(Stored data)
--*--

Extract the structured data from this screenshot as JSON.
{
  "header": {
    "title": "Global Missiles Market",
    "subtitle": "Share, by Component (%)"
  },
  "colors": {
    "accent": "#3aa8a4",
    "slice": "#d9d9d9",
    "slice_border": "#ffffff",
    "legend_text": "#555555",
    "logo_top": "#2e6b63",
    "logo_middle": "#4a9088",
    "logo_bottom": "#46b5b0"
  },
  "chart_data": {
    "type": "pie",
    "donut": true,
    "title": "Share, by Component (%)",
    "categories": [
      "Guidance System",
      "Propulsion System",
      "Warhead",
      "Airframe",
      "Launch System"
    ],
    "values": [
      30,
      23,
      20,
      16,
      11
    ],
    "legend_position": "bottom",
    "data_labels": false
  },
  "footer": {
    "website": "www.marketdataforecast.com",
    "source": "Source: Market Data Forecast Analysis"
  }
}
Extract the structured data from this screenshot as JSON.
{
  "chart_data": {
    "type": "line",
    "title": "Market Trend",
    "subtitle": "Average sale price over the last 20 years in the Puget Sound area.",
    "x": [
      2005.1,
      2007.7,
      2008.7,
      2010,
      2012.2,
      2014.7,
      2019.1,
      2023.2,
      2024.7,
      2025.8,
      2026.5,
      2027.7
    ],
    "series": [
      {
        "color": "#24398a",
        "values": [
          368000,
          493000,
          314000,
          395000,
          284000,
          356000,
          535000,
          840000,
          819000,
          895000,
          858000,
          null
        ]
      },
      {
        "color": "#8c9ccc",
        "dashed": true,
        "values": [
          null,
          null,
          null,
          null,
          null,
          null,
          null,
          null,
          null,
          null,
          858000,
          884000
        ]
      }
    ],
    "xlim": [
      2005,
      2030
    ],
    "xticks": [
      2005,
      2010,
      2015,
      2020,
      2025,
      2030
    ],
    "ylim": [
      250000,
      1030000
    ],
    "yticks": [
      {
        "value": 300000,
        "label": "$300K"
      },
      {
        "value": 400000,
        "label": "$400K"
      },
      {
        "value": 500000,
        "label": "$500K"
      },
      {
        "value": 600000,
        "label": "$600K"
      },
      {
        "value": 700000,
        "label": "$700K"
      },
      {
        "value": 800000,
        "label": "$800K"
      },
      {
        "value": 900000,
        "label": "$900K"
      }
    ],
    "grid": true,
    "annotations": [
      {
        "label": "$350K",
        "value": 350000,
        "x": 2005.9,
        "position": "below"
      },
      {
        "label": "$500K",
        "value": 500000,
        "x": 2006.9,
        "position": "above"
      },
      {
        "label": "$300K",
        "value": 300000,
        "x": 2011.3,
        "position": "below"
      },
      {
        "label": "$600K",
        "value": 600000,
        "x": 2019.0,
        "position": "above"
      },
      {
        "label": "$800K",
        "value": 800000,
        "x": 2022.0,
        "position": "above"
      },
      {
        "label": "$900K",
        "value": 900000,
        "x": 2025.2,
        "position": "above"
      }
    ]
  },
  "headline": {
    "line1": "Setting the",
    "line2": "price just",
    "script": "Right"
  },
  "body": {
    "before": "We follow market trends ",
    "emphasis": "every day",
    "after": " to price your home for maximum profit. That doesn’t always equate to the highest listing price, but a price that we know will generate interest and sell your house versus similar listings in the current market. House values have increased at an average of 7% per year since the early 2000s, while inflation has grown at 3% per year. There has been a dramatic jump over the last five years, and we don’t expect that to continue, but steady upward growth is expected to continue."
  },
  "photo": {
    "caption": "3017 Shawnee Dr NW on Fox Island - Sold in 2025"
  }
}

--*--

▸ WRITTEN EXERCISE:
Nothing should be changed: write out all of the data as is.

▸ COMPLETE ANSWER:
Extract the structured data from this screenshot as JSON.
{
  "header": {
    "title": "Global Missiles Market",
    "subtitle": "Share, by Component (%)"
  },
  "colors": {
    "accent": "#3aa8a4",
    "slice": "#d9d9d9",
    "slice_border": "#ffffff",
    "legend_text": "#555555",
    "logo_top": "#2e6b63",
    "logo_middle": "#4a9088",
    "logo_bottom": "#46b5b0"
  },
  "chart_data": {
    "type": "pie",
    "donut": true,
    "title": "Share, by Component (%)",
    "categories": [
      "Guidance System",
      "Propulsion System",
      "Warhead",
      "Airframe",
      "Launch System"
    ],
    "values": [
      30,
      23,
      20,
      16,
      11
    ],
    "legend_position": "bottom",
    "data_labels": false
  },
  "footer": {
    "website": "www.marketdataforecast.com",
    "source": "Source: Market Data Forecast Analysis"
  }
}
Extract the structured data from this screenshot as JSON.
{
  "chart_data": {
    "type": "line",
    "title": "Market Trend",
    "subtitle": "Average sale price over the last 20 years in the Puget Sound area.",
    "x": [
      2005.1,
      2007.7,
      2008.7,
      2010,
      2012.2,
      2014.7,
      2019.1,
      2023.2,
      2024.7,
      2025.8,
      2026.5,
      2027.7
    ],
    "series": [
      {
        "color": "#24398a",
        "values": [
          368000,
          493000,
          314000,
          395000,
          284000,
          356000,
          535000,
          840000,
          819000,
          895000,
          858000,
          null
        ]
      },
      {
        "color": "#8c9ccc",
        "dashed": true,
        "values": [
          null,
          null,
          null,
          null,
          null,
          null,
          null,
          null,
          null,
          null,
          858000,
          884000
        ]
      }
    ],
    "xlim": [
      2005,
      2030
    ],
    "xticks": [
      2005,
      2010,
      2015,
      2020,
      2025,
      2030
    ],
    "ylim": [
      250000,
      1030000
    ],
    "yticks": [
      {
        "value": 300000,
        "label": "$300K"
      },
      {
        "value": 400000,
        "label": "$400K"
      },
      {
        "value": 500000,
        "label": "$500K"
      },
      {
        "value": 600000,
        "label": "$600K"
      },
      {
        "value": 700000,
        "label": "$700K"
      },
      {
        "value": 800000,
        "label": "$800K"
      },
      {
        "value": 900000,
        "label": "$900K"
      }
    ],
    "grid": true,
    "annotations": [
      {
        "label": "$350K",
        "value": 350000,
        "x": 2005.9,
        "position": "below"
      },
      {
        "label": "$500K",
        "value": 500000,
        "x": 2006.9,
        "position": "above"
      },
      {
        "label": "$300K",
        "value": 300000,
        "x": 2011.3,
        "position": "below"
      },
      {
        "label": "$600K",
        "value": 600000,
        "x": 2019.0,
        "position": "above"
      },
      {
        "label": "$800K",
        "value": 800000,
        "x": 2022.0,
        "position": "above"
      },
      {
        "label": "$900K",
        "value": 900000,
        "x": 2025.2,
        "position": "above"
      }
    ]
  },
  "headline": {
    "line1": "Setting the",
    "line2": "price just",
    "script": "Right"
  },
  "body": {
    "before": "We follow market trends ",
    "emphasis": "every day",
    "after": " to price your home for maximum profit. That doesn’t always equate to the highest listing price, but a price that we know will generate interest and sell your house versus similar listings in the current market. House values have increased at an average of 7% per year since the early 2000s, while inflation has grown at 3% per year. There has been a dramatic jump over the last five years, and we don’t expect that to continue, but steady upward growth is expected to continue."
  },
  "photo": {
    "caption": "3017 Shawnee Dr NW on Fox Island - Sold in 2025"
  }
}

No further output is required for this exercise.